# SUPPLIED RECORDS
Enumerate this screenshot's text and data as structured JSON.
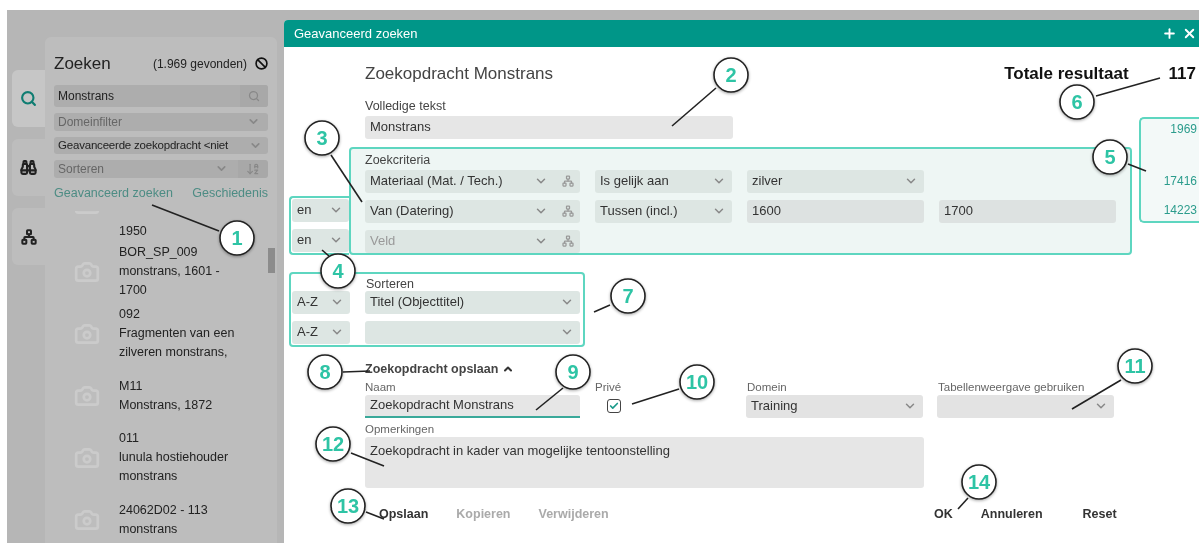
{
  "sidebar": {
    "tabs": [
      {
        "kind": "search",
        "selected": true
      },
      {
        "kind": "binoculars",
        "selected": false
      },
      {
        "kind": "hierarchy",
        "selected": false
      }
    ]
  },
  "search_panel": {
    "title": "Zoeken",
    "count": "(1.969 gevonden)",
    "search_value": "Monstrans",
    "domain_placeholder": "Domeinfilter",
    "advanced_query": "Geavanceerde zoekopdracht <niet",
    "sort_placeholder": "Sorteren",
    "links": [
      "Geavanceerd zoeken",
      "Geschiedenis"
    ],
    "results": [
      {
        "lines": [
          "1950"
        ]
      },
      {
        "lines": [
          "BOR_SP_009",
          "monstrans, 1601 -",
          "1700"
        ]
      },
      {
        "lines": [
          "092",
          "Fragmenten van een",
          "zilveren monstrans,"
        ]
      },
      {
        "lines": [
          "M11",
          "Monstrans, 1872"
        ]
      },
      {
        "lines": [
          "011",
          "lunula hostiehouder",
          "monstrans"
        ]
      },
      {
        "lines": [
          "24062D02 - 113",
          "monstrans"
        ]
      }
    ]
  },
  "dialog": {
    "title": "Geavanceerd zoeken",
    "query_title": "Zoekopdracht Monstrans",
    "total_label": "Totale resultaat",
    "total_value": "117",
    "fulltext": {
      "label": "Volledige tekst",
      "value": "Monstrans"
    },
    "criteria": {
      "label": "Zoekcriteria",
      "connectors": [
        "en",
        "en"
      ],
      "rows": [
        {
          "field": "Materiaal (Mat. / Tech.)",
          "operator": "Is gelijk aan",
          "values": [
            {
              "kind": "select",
              "text": "zilver"
            }
          ]
        },
        {
          "field": "Van (Datering)",
          "operator": "Tussen (incl.)",
          "values": [
            {
              "kind": "text",
              "text": "1600"
            },
            {
              "kind": "text",
              "text": "1700"
            }
          ]
        },
        {
          "field_placeholder": "Veld"
        }
      ],
      "row_results": [
        "1969",
        "17416",
        "14223"
      ]
    },
    "sort": {
      "label": "Sorteren",
      "rows": [
        {
          "order": "A-Z",
          "field": "Titel (Objecttitel)"
        },
        {
          "order": "A-Z"
        }
      ]
    },
    "save": {
      "title": "Zoekopdracht opslaan",
      "expanded": true,
      "name": {
        "label": "Naam",
        "value": "Zoekopdracht Monstrans"
      },
      "private": {
        "label": "Privé",
        "checked": true
      },
      "domain": {
        "label": "Domein",
        "value": "Training"
      },
      "table_view": {
        "label": "Tabellenweergave gebruiken"
      },
      "remarks": {
        "label": "Opmerkingen",
        "value": "Zoekopdracht in kader van mogelijke tentoonstelling"
      }
    },
    "left_buttons": [
      {
        "label": "Opslaan",
        "disabled": false
      },
      {
        "label": "Kopieren",
        "disabled": true
      },
      {
        "label": "Verwijderen",
        "disabled": true
      }
    ],
    "right_buttons": [
      {
        "label": "OK",
        "disabled": false
      },
      {
        "label": "Annuleren",
        "disabled": false
      },
      {
        "label": "Reset",
        "disabled": false
      }
    ]
  },
  "callouts": [
    "1",
    "2",
    "3",
    "4",
    "5",
    "6",
    "7",
    "8",
    "9",
    "10",
    "11",
    "12",
    "13",
    "14"
  ]
}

# AIM OF THE EXERCISE
Leave images out of the retyped records; keep all else exact.

# THE RESPONSE
Enumerate this screenshot's text and data as structured JSON.
{
  "sidebar": {
    "tabs": [
      {
        "kind": "search",
        "selected": true
      },
      {
        "kind": "binoculars",
        "selected": false
      },
      {
        "kind": "hierarchy",
        "selected": false
      }
    ]
  },
  "search_panel": {
    "title": "Zoeken",
    "count": "(1.969 gevonden)",
    "search_value": "Monstrans",
    "domain_placeholder": "Domeinfilter",
    "advanced_query": "Geavanceerde zoekopdracht <niet",
    "sort_placeholder": "Sorteren",
    "links": [
      "Geavanceerd zoeken",
      "Geschiedenis"
    ],
    "results": [
      {
        "lines": [
          "1950"
        ]
      },
      {
        "lines": [
          "BOR_SP_009",
          "monstrans, 1601 -",
          "1700"
        ]
      },
      {
        "lines": [
          "092",
          "Fragmenten van een",
          "zilveren monstrans,"
        ]
      },
      {
        "lines": [
          "M11",
          "Monstrans, 1872"
        ]
      },
      {
        "lines": [
          "011",
          "lunula hostiehouder",
          "monstrans"
        ]
      },
      {
        "lines": [
          "24062D02 - 113",
          "monstrans"
        ]
      }
    ]
  },
  "dialog": {
    "title": "Geavanceerd zoeken",
    "query_title": "Zoekopdracht Monstrans",
    "total_label": "Totale resultaat",
    "total_value": "117",
    "fulltext": {
      "label": "Volledige tekst",
      "value": "Monstrans"
    },
    "criteria": {
      "label": "Zoekcriteria",
      "connectors": [
        "en",
        "en"
      ],
      "rows": [
        {
          "field": "Materiaal (Mat. / Tech.)",
          "operator": "Is gelijk aan",
          "values": [
            {
              "kind": "select",
              "text": "zilver"
            }
          ]
        },
        {
          "field": "Van (Datering)",
          "operator": "Tussen (incl.)",
          "values": [
            {
              "kind": "text",
              "text": "1600"
            },
            {
              "kind": "text",
              "text": "1700"
            }
          ]
        },
        {
          "field_placeholder": "Veld"
        }
      ],
      "row_results": [
        "1969",
        "17416",
        "14223"
      ]
    },
    "sort": {
      "label": "Sorteren",
      "rows": [
        {
          "order": "A-Z",
          "field": "Titel (Objecttitel)"
        },
        {
          "order": "A-Z"
        }
      ]
    },
    "save": {
      "title": "Zoekopdracht opslaan",
      "expanded": true,
      "name": {
        "label": "Naam",
        "value": "Zoekopdracht Monstrans"
      },
      "private": {
        "label": "Privé",
        "checked": true
      },
      "domain": {
        "label": "Domein",
        "value": "Training"
      },
      "table_view": {
        "label": "Tabellenweergave gebruiken"
      },
      "remarks": {
        "label": "Opmerkingen",
        "value": "Zoekopdracht in kader van mogelijke tentoonstelling"
      }
    },
    "left_buttons": [
      {
        "label": "Opslaan",
        "disabled": false
      },
      {
        "label": "Kopieren",
        "disabled": true
      },
      {
        "label": "Verwijderen",
        "disabled": true
      }
    ],
    "right_buttons": [
      {
        "label": "OK",
        "disabled": false
      },
      {
        "label": "Annuleren",
        "disabled": false
      },
      {
        "label": "Reset",
        "disabled": false
      }
    ]
  },
  "callouts": [
    "1",
    "2",
    "3",
    "4",
    "5",
    "6",
    "7",
    "8",
    "9",
    "10",
    "11",
    "12",
    "13",
    "14"
  ]
}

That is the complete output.